[Data listing]
---
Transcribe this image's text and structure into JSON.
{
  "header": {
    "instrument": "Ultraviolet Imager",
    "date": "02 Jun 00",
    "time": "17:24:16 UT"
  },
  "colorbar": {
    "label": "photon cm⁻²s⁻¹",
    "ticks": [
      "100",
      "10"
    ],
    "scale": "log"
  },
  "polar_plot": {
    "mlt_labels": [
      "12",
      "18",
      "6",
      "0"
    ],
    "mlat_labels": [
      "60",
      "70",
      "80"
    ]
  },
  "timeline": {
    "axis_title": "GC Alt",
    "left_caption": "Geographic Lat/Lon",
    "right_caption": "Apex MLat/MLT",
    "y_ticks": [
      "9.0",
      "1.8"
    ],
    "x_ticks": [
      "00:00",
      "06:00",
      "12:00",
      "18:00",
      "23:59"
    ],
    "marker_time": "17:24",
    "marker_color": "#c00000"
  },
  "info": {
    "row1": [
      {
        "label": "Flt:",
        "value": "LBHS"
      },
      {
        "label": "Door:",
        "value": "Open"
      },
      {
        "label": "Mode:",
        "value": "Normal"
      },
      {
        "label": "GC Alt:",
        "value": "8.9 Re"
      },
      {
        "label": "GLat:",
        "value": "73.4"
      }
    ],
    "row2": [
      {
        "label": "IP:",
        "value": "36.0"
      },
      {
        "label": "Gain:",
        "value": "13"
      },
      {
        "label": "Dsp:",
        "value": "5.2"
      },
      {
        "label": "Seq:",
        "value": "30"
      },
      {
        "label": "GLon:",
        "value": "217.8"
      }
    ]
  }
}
---
• [Do this]: Give the listing above again, word for word.

• [Task output]:
Transcribe this image's text and structure into JSON.
{
  "header": {
    "instrument": "Ultraviolet Imager",
    "date": "02 Jun 00",
    "time": "17:24:16 UT"
  },
  "colorbar": {
    "label": "photon cm⁻²s⁻¹",
    "ticks": [
      "100",
      "10"
    ],
    "scale": "log"
  },
  "polar_plot": {
    "mlt_labels": [
      "12",
      "18",
      "6",
      "0"
    ],
    "mlat_labels": [
      "60",
      "70",
      "80"
    ]
  },
  "timeline": {
    "axis_title": "GC Alt",
    "left_caption": "Geographic Lat/Lon",
    "right_caption": "Apex MLat/MLT",
    "y_ticks": [
      "9.0",
      "1.8"
    ],
    "x_ticks": [
      "00:00",
      "06:00",
      "12:00",
      "18:00",
      "23:59"
    ],
    "marker_time": "17:24",
    "marker_color": "#c00000"
  },
  "info": {
    "row1": [
      {
        "label": "Flt:",
        "value": "LBHS"
      },
      {
        "label": "Door:",
        "value": "Open"
      },
      {
        "label": "Mode:",
        "value": "Normal"
      },
      {
        "label": "GC Alt:",
        "value": "8.9 Re"
      },
      {
        "label": "GLat:",
        "value": "73.4"
      }
    ],
    "row2": [
      {
        "label": "IP:",
        "value": "36.0"
      },
      {
        "label": "Gain:",
        "value": "13"
      },
      {
        "label": "Dsp:",
        "value": "5.2"
      },
      {
        "label": "Seq:",
        "value": "30"
      },
      {
        "label": "GLon:",
        "value": "217.8"
      }
    ]
  }
}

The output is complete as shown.